● INPUT FOR THIS TASK
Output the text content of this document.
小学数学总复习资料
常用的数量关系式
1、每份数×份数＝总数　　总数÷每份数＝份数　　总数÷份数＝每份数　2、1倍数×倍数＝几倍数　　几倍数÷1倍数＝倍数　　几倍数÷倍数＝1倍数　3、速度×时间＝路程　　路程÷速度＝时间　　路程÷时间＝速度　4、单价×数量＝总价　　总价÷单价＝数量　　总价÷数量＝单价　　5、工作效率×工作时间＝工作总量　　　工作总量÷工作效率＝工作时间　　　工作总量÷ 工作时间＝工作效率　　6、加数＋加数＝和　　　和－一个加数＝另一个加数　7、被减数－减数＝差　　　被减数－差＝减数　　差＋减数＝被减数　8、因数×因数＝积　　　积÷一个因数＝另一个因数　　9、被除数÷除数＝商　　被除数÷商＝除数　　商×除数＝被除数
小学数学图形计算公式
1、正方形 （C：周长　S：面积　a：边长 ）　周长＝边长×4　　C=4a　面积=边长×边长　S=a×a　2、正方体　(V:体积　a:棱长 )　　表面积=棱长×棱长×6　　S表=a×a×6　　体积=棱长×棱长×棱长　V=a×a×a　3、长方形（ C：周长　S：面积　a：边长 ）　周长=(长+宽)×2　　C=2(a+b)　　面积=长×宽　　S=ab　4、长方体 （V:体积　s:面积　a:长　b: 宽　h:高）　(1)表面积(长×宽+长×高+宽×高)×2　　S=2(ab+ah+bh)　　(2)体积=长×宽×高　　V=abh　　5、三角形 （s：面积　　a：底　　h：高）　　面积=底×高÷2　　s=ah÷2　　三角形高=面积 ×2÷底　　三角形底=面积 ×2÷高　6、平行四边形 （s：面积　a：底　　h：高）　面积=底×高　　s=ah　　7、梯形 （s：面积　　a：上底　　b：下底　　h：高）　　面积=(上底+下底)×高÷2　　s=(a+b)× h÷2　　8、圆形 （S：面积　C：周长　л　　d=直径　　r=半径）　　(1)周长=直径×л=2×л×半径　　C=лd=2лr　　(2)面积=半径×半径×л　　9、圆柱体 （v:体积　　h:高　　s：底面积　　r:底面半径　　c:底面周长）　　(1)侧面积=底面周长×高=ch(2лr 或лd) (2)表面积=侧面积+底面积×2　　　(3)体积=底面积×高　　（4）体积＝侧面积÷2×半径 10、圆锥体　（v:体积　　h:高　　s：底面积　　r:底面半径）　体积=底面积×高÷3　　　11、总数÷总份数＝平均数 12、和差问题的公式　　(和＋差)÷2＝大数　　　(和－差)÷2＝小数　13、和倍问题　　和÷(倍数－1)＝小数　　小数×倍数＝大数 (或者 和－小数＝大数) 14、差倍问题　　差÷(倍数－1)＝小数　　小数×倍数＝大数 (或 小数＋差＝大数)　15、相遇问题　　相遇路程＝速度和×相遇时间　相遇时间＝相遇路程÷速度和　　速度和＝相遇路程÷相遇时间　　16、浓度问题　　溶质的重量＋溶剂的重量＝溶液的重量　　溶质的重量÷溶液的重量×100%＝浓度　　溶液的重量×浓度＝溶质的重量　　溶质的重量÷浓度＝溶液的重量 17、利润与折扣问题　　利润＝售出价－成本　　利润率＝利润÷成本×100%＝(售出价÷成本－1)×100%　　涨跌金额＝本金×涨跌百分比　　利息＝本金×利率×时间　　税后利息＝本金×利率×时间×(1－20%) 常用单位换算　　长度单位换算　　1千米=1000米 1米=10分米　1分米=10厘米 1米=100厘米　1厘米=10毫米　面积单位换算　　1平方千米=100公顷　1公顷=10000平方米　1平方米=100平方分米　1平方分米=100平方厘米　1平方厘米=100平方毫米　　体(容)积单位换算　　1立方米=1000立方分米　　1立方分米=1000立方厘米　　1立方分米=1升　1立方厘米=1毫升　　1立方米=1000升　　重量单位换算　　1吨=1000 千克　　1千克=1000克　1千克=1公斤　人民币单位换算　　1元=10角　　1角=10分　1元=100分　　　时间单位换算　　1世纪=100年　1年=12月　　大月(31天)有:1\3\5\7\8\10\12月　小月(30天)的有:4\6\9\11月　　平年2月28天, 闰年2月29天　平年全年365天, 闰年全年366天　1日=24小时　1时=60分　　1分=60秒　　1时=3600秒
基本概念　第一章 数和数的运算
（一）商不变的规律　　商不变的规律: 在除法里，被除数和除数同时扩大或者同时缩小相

● SET TASK
All of the lines above must be returned exactly.

● ANSWER TO THE EXERCISE
Output the text content of this document.
小学数学总复习资料
常用的数量关系式
1、每份数×份数＝总数　　总数÷每份数＝份数　　总数÷份数＝每份数　2、1倍数×倍数＝几倍数　　几倍数÷1倍数＝倍数　　几倍数÷倍数＝1倍数　3、速度×时间＝路程　　路程÷速度＝时间　　路程÷时间＝速度　4、单价×数量＝总价　　总价÷单价＝数量　　总价÷数量＝单价　　5、工作效率×工作时间＝工作总量　　　工作总量÷工作效率＝工作时间　　　工作总量÷ 工作时间＝工作效率　　6、加数＋加数＝和　　　和－一个加数＝另一个加数　7、被减数－减数＝差　　　被减数－差＝减数　　差＋减数＝被减数　8、因数×因数＝积　　　积÷一个因数＝另一个因数　　9、被除数÷除数＝商　　被除数÷商＝除数　　商×除数＝被除数
小学数学图形计算公式
1、正方形 （C：周长　S：面积　a：边长 ）　周长＝边长×4　　C=4a　面积=边长×边长　S=a×a　2、正方体　(V:体积　a:棱长 )　　表面积=棱长×棱长×6　　S表=a×a×6　　体积=棱长×棱长×棱长　V=a×a×a　3、长方形（ C：周长　S：面积　a：边长 ）　周长=(长+宽)×2　　C=2(a+b)　　面积=长×宽　　S=ab　4、长方体 （V:体积　s:面积　a:长　b: 宽　h:高）　(1)表面积(长×宽+长×高+宽×高)×2　　S=2(ab+ah+bh)　　(2)体积=长×宽×高　　V=abh　　5、三角形 （s：面积　　a：底　　h：高）　　面积=底×高÷2　　s=ah÷2　　三角形高=面积 ×2÷底　　三角形底=面积 ×2÷高　6、平行四边形 （s：面积　a：底　　h：高）　面积=底×高　　s=ah　　7、梯形 （s：面积　　a：上底　　b：下底　　h：高）　　面积=(上底+下底)×高÷2　　s=(a+b)× h÷2　　8、圆形 （S：面积　C：周长　л　　d=直径　　r=半径）　　(1)周长=直径×л=2×л×半径　　C=лd=2лr　　(2)面积=半径×半径×л　　9、圆柱体 （v:体积　　h:高　　s：底面积　　r:底面半径　　c:底面周长）　　(1)侧面积=底面周长×高=ch(2лr 或лd) (2)表面积=侧面积+底面积×2　　　(3)体积=底面积×高　　（4）体积＝侧面积÷2×半径 10、圆锥体　（v:体积　　h:高　　s：底面积　　r:底面半径）　体积=底面积×高÷3　　　11、总数÷总份数＝平均数 12、和差问题的公式　　(和＋差)÷2＝大数　　　(和－差)÷2＝小数　13、和倍问题　　和÷(倍数－1)＝小数　　小数×倍数＝大数 (或者 和－小数＝大数) 14、差倍问题　　差÷(倍数－1)＝小数　　小数×倍数＝大数 (或 小数＋差＝大数)　15、相遇问题　　相遇路程＝速度和×相遇时间　相遇时间＝相遇路程÷速度和　　速度和＝相遇路程÷相遇时间　　16、浓度问题　　溶质的重量＋溶剂的重量＝溶液的重量　　溶质的重量÷溶液的重量×100%＝浓度　　溶液的重量×浓度＝溶质的重量　　溶质的重量÷浓度＝溶液的重量 17、利润与折扣问题　　利润＝售出价－成本　　利润率＝利润÷成本×100%＝(售出价÷成本－1)×100%　　涨跌金额＝本金×涨跌百分比　　利息＝本金×利率×时间　　税后利息＝本金×利率×时间×(1－20%) 常用单位换算　　长度单位换算　　1千米=1000米 1米=10分米　1分米=10厘米 1米=100厘米　1厘米=10毫米　面积单位换算　　1平方千米=100公顷　1公顷=10000平方米　1平方米=100平方分米　1平方分米=100平方厘米　1平方厘米=100平方毫米　　体(容)积单位换算　　1立方米=1000立方分米　　1立方分米=1000立方厘米　　1立方分米=1升　1立方厘米=1毫升　　1立方米=1000升　　重量单位换算　　1吨=1000 千克　　1千克=1000克　1千克=1公斤　人民币单位换算　　1元=10角　　1角=10分　1元=100分　　　时间单位换算　　1世纪=100年　1年=12月　　大月(31天)有:1\3\5\7\8\10\12月　小月(30天)的有:4\6\9\11月　　平年2月28天, 闰年2月29天　平年全年365天, 闰年全年366天　1日=24小时　1时=60分　　1分=60秒　　1时=3600秒
基本概念　第一章 数和数的运算
（一）商不变的规律　　商不变的规律: 在除法里，被除数和除数同时扩大或者同时缩小相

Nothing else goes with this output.